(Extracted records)
--*--
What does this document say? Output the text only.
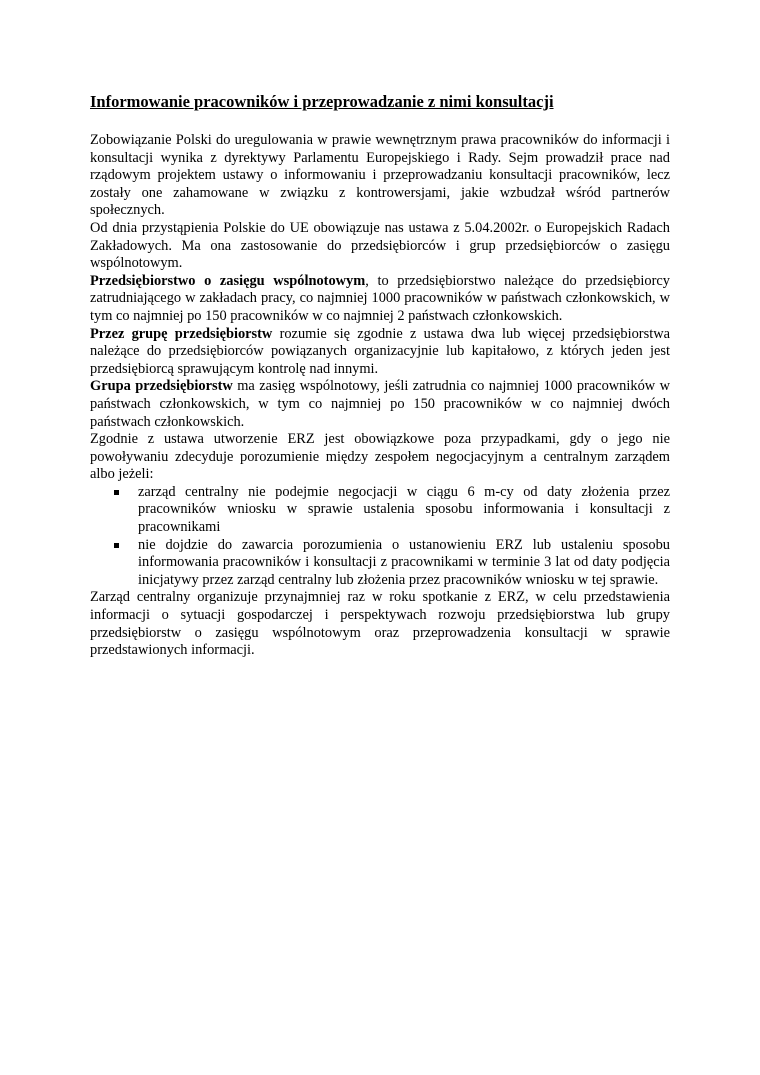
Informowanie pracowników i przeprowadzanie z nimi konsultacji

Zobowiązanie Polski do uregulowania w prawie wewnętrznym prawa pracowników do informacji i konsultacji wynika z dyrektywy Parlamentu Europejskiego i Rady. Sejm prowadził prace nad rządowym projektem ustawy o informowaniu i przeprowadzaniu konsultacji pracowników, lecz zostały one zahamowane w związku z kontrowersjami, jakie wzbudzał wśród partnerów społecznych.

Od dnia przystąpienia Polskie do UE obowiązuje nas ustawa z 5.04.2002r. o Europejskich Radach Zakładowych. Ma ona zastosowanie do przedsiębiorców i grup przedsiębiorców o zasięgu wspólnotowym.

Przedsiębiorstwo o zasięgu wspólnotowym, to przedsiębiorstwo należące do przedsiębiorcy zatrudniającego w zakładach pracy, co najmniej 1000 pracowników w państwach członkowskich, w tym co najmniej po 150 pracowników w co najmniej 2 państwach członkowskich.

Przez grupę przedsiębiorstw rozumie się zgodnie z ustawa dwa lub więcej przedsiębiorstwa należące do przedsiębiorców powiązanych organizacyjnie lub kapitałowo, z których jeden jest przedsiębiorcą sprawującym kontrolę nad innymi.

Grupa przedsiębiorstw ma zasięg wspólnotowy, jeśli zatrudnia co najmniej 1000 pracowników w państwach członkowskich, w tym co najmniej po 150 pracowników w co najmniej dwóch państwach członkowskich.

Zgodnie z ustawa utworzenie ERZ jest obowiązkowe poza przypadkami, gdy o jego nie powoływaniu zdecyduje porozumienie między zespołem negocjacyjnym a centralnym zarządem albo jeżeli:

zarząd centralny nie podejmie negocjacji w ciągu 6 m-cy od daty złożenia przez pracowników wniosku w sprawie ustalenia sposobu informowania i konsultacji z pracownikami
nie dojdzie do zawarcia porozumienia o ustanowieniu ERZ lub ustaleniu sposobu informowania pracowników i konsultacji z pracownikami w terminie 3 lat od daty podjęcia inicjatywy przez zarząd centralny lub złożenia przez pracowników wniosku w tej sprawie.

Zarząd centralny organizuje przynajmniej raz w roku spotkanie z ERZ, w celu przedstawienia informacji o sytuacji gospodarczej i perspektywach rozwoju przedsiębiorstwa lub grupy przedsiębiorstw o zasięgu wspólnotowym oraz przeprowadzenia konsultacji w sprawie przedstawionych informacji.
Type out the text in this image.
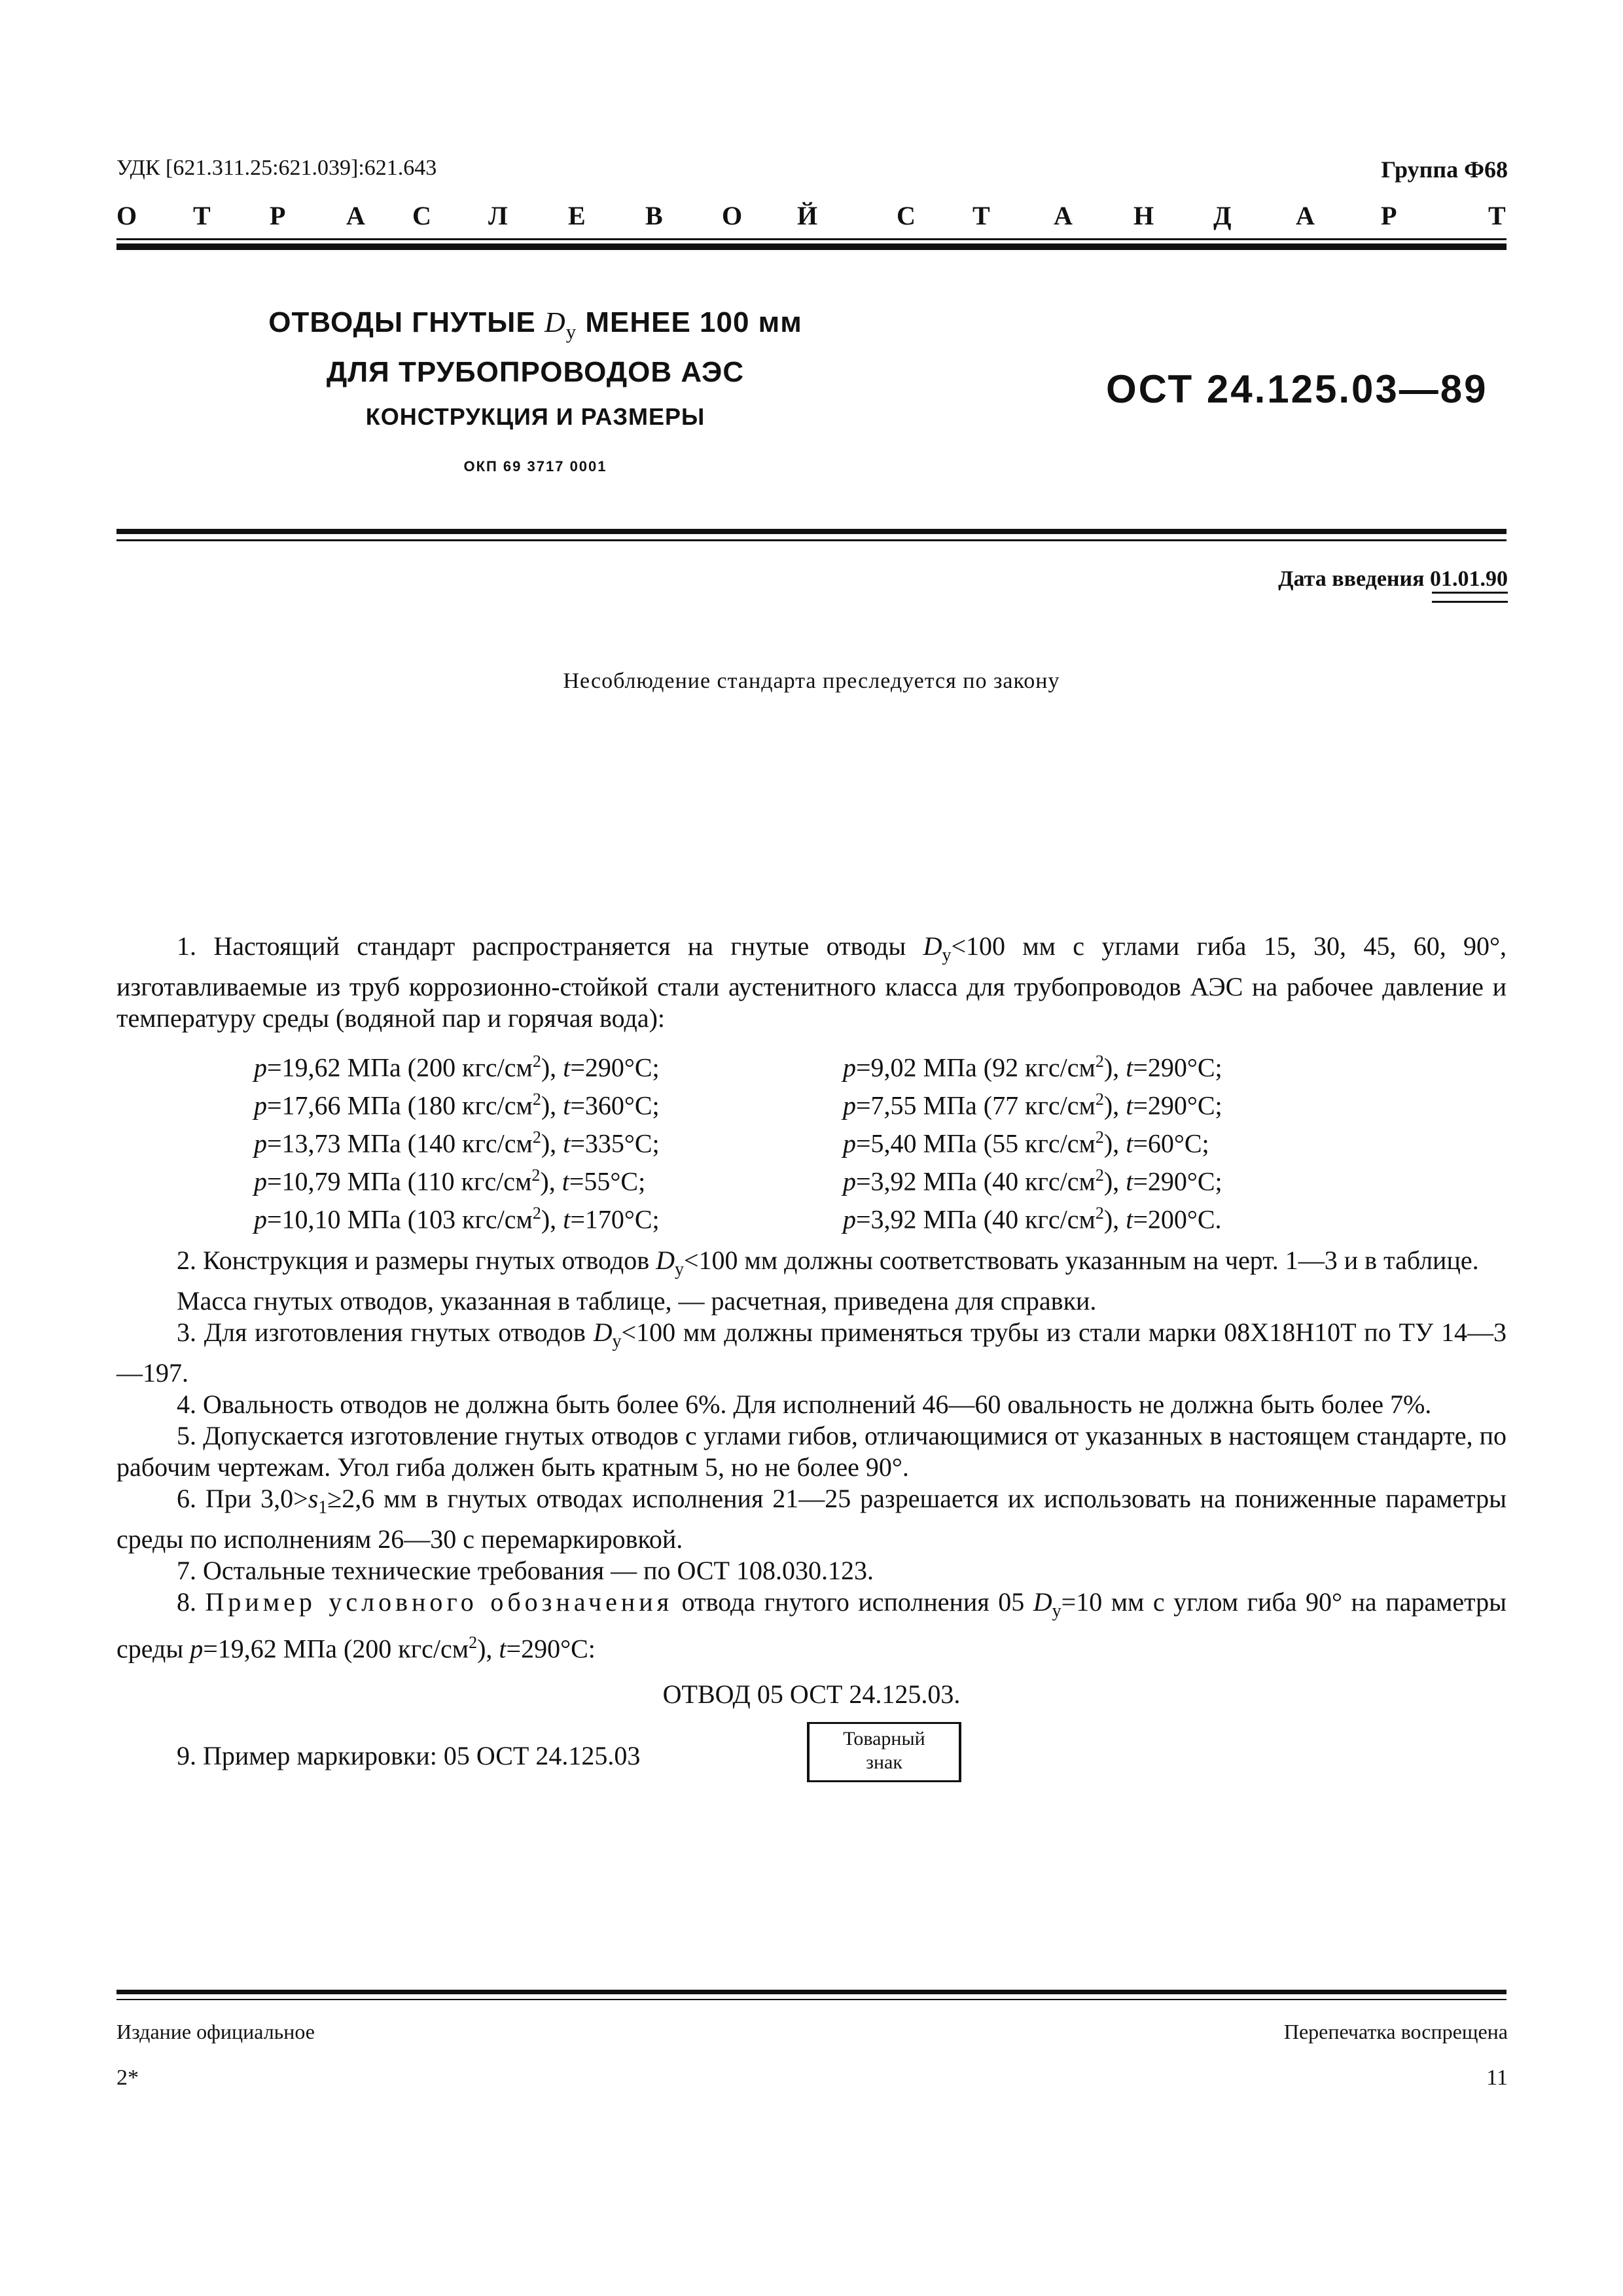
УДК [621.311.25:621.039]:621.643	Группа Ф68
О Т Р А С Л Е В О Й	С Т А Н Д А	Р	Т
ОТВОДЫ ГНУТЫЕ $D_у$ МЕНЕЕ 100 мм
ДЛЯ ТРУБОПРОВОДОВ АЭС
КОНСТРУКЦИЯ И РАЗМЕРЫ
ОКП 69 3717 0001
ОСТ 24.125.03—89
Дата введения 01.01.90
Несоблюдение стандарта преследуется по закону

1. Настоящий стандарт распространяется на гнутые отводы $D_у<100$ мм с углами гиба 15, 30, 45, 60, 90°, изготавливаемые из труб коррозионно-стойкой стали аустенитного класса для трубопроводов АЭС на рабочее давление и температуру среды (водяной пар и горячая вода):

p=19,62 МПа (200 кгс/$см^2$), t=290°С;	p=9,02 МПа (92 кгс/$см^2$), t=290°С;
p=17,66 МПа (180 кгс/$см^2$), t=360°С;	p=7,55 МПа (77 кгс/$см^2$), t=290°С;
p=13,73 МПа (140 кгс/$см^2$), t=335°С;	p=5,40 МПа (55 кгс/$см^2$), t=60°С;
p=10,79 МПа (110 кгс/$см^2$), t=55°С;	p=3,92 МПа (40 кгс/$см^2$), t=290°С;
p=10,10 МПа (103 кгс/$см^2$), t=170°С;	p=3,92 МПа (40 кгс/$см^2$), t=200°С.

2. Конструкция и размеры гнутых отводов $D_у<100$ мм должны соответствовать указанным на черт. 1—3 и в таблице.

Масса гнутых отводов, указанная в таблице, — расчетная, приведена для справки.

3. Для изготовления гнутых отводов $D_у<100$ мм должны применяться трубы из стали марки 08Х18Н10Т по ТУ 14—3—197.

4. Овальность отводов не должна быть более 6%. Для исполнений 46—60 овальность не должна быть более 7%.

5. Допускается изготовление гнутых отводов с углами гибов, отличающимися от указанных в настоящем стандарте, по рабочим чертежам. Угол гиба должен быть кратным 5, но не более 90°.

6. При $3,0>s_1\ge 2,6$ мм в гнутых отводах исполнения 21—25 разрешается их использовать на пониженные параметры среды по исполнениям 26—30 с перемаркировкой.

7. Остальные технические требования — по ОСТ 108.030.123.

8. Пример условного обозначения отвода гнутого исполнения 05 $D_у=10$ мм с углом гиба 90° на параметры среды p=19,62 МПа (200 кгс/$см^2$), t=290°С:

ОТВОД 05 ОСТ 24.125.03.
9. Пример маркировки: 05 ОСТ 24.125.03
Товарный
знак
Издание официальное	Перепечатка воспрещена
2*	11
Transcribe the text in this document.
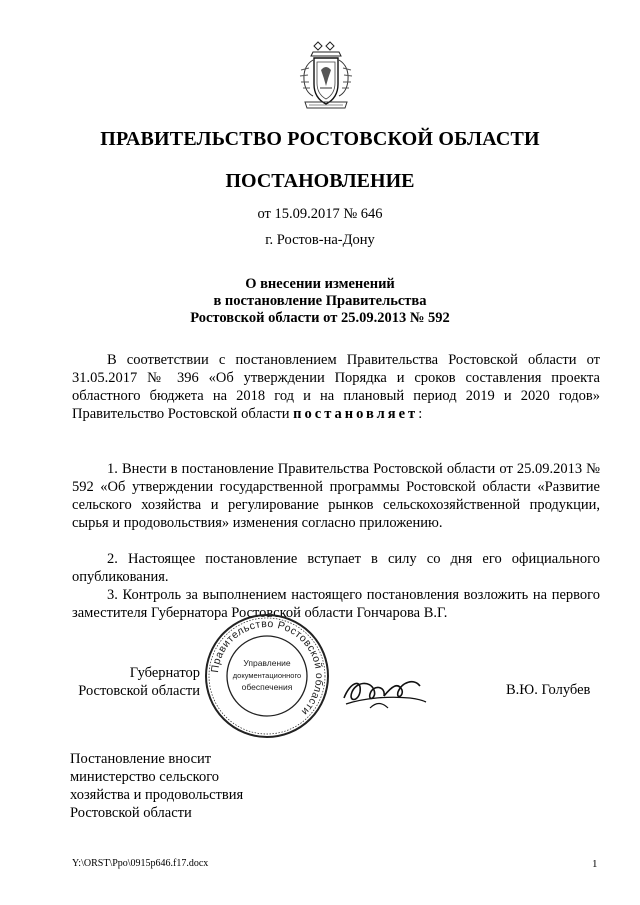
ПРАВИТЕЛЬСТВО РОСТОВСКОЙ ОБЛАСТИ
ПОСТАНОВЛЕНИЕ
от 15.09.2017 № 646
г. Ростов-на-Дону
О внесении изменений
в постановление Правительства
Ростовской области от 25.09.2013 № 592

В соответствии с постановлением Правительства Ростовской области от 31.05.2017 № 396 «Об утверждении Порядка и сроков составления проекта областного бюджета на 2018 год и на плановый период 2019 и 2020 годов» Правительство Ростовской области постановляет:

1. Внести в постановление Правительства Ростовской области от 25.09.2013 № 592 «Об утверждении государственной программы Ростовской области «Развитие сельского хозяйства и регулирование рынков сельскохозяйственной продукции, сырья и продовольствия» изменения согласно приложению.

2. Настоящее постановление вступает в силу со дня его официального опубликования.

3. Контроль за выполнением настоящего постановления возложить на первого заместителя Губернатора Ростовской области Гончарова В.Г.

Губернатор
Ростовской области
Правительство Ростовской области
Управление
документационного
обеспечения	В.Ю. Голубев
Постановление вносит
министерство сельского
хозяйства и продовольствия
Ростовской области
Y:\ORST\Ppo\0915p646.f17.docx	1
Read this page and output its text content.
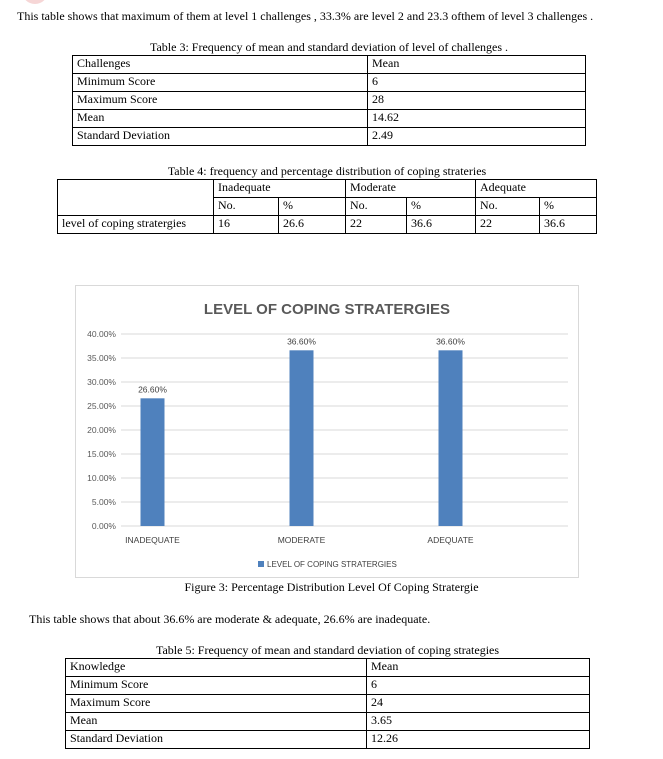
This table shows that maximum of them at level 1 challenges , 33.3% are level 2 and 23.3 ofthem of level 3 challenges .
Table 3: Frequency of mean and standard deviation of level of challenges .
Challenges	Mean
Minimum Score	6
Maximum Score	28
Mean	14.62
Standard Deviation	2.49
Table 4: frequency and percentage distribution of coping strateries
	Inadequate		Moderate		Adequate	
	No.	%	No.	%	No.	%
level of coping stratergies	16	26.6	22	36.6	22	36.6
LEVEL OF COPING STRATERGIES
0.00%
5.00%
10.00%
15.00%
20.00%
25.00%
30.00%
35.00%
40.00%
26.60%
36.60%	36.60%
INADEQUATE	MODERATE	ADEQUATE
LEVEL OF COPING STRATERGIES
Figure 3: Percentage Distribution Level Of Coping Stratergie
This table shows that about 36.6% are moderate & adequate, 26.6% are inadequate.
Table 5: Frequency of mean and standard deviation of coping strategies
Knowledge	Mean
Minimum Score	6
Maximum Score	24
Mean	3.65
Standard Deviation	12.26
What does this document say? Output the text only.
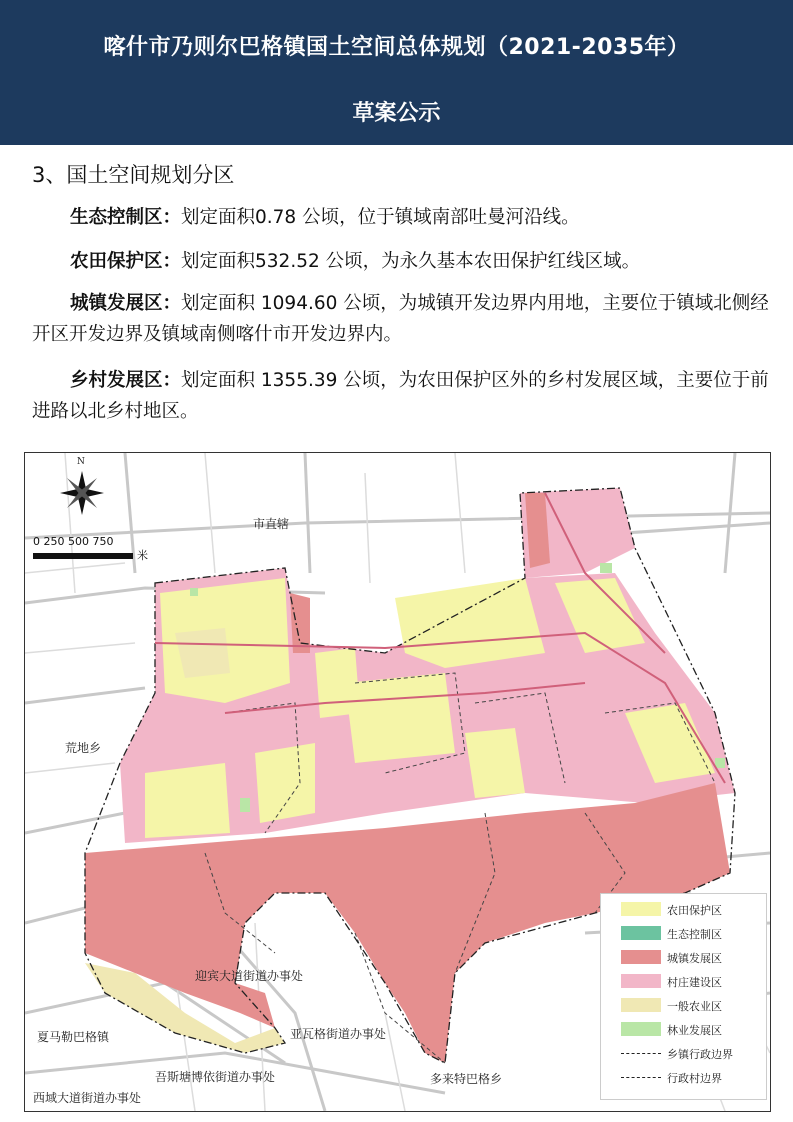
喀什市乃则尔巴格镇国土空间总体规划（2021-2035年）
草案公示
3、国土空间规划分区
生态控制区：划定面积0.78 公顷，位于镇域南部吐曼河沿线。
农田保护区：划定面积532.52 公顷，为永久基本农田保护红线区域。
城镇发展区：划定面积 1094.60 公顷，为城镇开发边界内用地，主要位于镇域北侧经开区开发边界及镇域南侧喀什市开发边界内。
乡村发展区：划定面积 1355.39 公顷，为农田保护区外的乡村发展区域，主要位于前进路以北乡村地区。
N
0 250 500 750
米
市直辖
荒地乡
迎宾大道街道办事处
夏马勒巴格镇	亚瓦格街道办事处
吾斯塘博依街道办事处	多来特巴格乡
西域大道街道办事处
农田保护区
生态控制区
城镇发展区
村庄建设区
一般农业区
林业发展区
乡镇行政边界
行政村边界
--*--
_Do this_
Only the number is needed here: how many lines of the records contain "城镇发展区"?

_Result_
2